··· SUPPLIED ENTRIES
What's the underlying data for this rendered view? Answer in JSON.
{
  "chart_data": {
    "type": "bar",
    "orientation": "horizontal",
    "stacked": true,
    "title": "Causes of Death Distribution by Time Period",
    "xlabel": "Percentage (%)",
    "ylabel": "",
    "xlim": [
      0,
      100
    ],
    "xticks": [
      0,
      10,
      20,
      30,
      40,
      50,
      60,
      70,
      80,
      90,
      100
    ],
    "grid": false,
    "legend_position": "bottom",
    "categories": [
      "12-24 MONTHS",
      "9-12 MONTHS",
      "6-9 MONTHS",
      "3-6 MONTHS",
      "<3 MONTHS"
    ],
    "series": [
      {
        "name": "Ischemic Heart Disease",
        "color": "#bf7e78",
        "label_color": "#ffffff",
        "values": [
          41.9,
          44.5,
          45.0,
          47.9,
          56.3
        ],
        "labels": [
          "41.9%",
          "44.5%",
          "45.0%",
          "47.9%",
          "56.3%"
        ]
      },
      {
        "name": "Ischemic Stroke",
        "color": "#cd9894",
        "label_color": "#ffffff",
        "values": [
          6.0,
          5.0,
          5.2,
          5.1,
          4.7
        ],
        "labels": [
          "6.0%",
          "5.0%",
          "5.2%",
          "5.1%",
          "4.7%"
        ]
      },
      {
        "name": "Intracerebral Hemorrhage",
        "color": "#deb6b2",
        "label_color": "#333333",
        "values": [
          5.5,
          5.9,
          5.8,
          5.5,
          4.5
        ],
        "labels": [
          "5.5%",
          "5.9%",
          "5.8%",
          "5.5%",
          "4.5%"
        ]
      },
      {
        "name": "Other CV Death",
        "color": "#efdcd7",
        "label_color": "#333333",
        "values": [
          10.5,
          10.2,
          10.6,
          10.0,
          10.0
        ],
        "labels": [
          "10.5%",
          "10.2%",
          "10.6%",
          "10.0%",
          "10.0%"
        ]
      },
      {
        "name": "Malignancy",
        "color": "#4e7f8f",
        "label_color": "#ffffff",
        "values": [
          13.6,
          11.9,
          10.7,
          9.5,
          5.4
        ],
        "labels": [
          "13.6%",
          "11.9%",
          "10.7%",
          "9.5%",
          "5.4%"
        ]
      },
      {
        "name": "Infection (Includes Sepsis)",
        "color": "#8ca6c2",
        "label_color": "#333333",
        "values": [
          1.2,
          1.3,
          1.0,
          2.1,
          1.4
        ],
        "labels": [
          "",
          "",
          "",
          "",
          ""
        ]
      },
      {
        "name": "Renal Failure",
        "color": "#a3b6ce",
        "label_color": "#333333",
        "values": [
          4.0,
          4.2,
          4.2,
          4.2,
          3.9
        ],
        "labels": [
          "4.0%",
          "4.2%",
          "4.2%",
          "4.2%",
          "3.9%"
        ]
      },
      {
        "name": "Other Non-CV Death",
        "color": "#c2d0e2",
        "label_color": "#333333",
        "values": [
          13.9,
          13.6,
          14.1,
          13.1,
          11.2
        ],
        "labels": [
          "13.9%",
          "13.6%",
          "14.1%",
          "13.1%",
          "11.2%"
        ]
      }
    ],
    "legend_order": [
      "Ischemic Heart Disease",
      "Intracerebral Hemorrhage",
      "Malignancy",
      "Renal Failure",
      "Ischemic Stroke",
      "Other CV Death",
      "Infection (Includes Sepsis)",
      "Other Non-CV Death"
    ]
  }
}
······
Repeat the entries above exactly, leaving nothing out.

- [IN RESPONSE]:
What's the underlying data for this rendered view? Answer in JSON.
{
  "chart_data": {
    "type": "bar",
    "orientation": "horizontal",
    "stacked": true,
    "title": "Causes of Death Distribution by Time Period",
    "xlabel": "Percentage (%)",
    "ylabel": "",
    "xlim": [
      0,
      100
    ],
    "xticks": [
      0,
      10,
      20,
      30,
      40,
      50,
      60,
      70,
      80,
      90,
      100
    ],
    "grid": false,
    "legend_position": "bottom",
    "categories": [
      "12-24 MONTHS",
      "9-12 MONTHS",
      "6-9 MONTHS",
      "3-6 MONTHS",
      "<3 MONTHS"
    ],
    "series": [
      {
        "name": "Ischemic Heart Disease",
        "color": "#bf7e78",
        "label_color": "#ffffff",
        "values": [
          41.9,
          44.5,
          45.0,
          47.9,
          56.3
        ],
        "labels": [
          "41.9%",
          "44.5%",
          "45.0%",
          "47.9%",
          "56.3%"
        ]
      },
      {
        "name": "Ischemic Stroke",
        "color": "#cd9894",
        "label_color": "#ffffff",
        "values": [
          6.0,
          5.0,
          5.2,
          5.1,
          4.7
        ],
        "labels": [
          "6.0%",
          "5.0%",
          "5.2%",
          "5.1%",
          "4.7%"
        ]
      },
      {
        "name": "Intracerebral Hemorrhage",
        "color": "#deb6b2",
        "label_color": "#333333",
        "values": [
          5.5,
          5.9,
          5.8,
          5.5,
          4.5
        ],
        "labels": [
          "5.5%",
          "5.9%",
          "5.8%",
          "5.5%",
          "4.5%"
        ]
      },
      {
        "name": "Other CV Death",
        "color": "#efdcd7",
        "label_color": "#333333",
        "values": [
          10.5,
          10.2,
          10.6,
          10.0,
          10.0
        ],
        "labels": [
          "10.5%",
          "10.2%",
          "10.6%",
          "10.0%",
          "10.0%"
        ]
      },
      {
        "name": "Malignancy",
        "color": "#4e7f8f",
        "label_color": "#ffffff",
        "values": [
          13.6,
          11.9,
          10.7,
          9.5,
          5.4
        ],
        "labels": [
          "13.6%",
          "11.9%",
          "10.7%",
          "9.5%",
          "5.4%"
        ]
      },
      {
        "name": "Infection (Includes Sepsis)",
        "color": "#8ca6c2",
        "label_color": "#333333",
        "values": [
          1.2,
          1.3,
          1.0,
          2.1,
          1.4
        ],
        "labels": [
          "",
          "",
          "",
          "",
          ""
        ]
      },
      {
        "name": "Renal Failure",
        "color": "#a3b6ce",
        "label_color": "#333333",
        "values": [
          4.0,
          4.2,
          4.2,
          4.2,
          3.9
        ],
        "labels": [
          "4.0%",
          "4.2%",
          "4.2%",
          "4.2%",
          "3.9%"
        ]
      },
      {
        "name": "Other Non-CV Death",
        "color": "#c2d0e2",
        "label_color": "#333333",
        "values": [
          13.9,
          13.6,
          14.1,
          13.1,
          11.2
        ],
        "labels": [
          "13.9%",
          "13.6%",
          "14.1%",
          "13.1%",
          "11.2%"
        ]
      }
    ],
    "legend_order": [
      "Ischemic Heart Disease",
      "Intracerebral Hemorrhage",
      "Malignancy",
      "Renal Failure",
      "Ischemic Stroke",
      "Other CV Death",
      "Infection (Includes Sepsis)",
      "Other Non-CV Death"
    ]
  }
}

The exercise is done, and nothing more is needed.